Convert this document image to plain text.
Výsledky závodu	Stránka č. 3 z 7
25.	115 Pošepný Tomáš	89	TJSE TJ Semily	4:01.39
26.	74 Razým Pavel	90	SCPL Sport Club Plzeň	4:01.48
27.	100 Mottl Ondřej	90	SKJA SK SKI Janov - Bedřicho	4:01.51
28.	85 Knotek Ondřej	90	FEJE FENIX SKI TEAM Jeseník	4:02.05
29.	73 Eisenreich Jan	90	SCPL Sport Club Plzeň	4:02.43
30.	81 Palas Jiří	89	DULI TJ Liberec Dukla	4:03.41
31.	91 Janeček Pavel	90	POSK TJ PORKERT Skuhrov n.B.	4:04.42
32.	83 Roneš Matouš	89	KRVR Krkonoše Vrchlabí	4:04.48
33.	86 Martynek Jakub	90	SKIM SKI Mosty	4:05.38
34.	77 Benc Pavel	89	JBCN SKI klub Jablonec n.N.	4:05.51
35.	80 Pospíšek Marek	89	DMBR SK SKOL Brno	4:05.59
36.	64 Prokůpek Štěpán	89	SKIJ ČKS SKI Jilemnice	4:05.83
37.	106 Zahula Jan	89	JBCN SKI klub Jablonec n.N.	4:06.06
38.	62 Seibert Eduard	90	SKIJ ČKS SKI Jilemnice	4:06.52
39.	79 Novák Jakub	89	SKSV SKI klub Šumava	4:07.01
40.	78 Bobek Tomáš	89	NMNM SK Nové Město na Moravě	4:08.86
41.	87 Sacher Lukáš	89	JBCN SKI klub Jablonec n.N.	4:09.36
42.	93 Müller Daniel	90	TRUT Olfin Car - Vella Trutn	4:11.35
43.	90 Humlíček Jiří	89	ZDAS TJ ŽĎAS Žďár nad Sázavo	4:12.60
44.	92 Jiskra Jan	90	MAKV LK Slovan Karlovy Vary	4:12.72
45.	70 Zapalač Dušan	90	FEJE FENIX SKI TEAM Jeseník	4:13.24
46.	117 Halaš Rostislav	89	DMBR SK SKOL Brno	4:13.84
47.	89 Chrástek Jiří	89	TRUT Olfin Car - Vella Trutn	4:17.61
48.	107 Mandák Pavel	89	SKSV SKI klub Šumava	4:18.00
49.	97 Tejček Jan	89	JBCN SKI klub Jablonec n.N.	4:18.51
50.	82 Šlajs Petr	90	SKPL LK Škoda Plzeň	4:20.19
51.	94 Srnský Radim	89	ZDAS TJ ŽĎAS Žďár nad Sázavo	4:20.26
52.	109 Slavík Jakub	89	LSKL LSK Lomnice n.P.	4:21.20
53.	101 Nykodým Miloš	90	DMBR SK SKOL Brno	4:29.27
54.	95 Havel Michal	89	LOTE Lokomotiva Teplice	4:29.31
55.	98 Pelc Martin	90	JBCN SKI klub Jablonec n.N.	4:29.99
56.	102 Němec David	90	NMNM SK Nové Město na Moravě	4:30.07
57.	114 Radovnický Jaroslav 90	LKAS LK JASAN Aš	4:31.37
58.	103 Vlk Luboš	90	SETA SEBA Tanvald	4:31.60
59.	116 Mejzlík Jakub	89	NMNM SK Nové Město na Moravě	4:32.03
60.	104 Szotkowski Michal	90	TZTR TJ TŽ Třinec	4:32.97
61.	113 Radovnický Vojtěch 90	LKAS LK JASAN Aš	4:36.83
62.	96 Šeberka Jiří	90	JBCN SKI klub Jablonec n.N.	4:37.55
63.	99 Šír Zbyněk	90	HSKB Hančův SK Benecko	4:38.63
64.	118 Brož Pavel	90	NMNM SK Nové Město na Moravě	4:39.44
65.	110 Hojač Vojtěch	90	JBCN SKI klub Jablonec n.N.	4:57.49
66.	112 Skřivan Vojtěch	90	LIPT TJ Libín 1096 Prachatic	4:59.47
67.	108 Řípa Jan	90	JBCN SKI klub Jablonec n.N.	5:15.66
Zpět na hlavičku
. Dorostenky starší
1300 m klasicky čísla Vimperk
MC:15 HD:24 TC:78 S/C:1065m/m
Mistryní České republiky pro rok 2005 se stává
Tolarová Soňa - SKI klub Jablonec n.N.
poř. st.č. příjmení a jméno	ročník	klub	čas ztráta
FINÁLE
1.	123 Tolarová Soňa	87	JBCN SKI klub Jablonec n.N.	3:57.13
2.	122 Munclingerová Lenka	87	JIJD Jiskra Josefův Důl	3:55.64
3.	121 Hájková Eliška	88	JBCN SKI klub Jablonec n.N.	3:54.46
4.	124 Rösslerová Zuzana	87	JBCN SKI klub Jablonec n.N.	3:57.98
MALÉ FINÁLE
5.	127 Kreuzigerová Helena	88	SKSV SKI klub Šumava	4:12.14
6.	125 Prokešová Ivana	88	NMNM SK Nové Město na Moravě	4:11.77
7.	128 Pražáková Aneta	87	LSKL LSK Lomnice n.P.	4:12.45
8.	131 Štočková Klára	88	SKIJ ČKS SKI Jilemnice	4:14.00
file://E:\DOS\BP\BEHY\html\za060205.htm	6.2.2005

__________

▶ _EXERCISE DESCRIPTION_
Show every line where the string "Jilemnice" appears.

▶ _TASK OUTPUT_
36.	64 Prokůpek Štěpán	89	SKIJ ČKS SKI Jilemnice	4:05.83
38.	62 Seibert Eduard	90	SKIJ ČKS SKI Jilemnice	4:06.52
8.	131 Štočková Klára	88	SKIJ ČKS SKI Jilemnice	4:14.00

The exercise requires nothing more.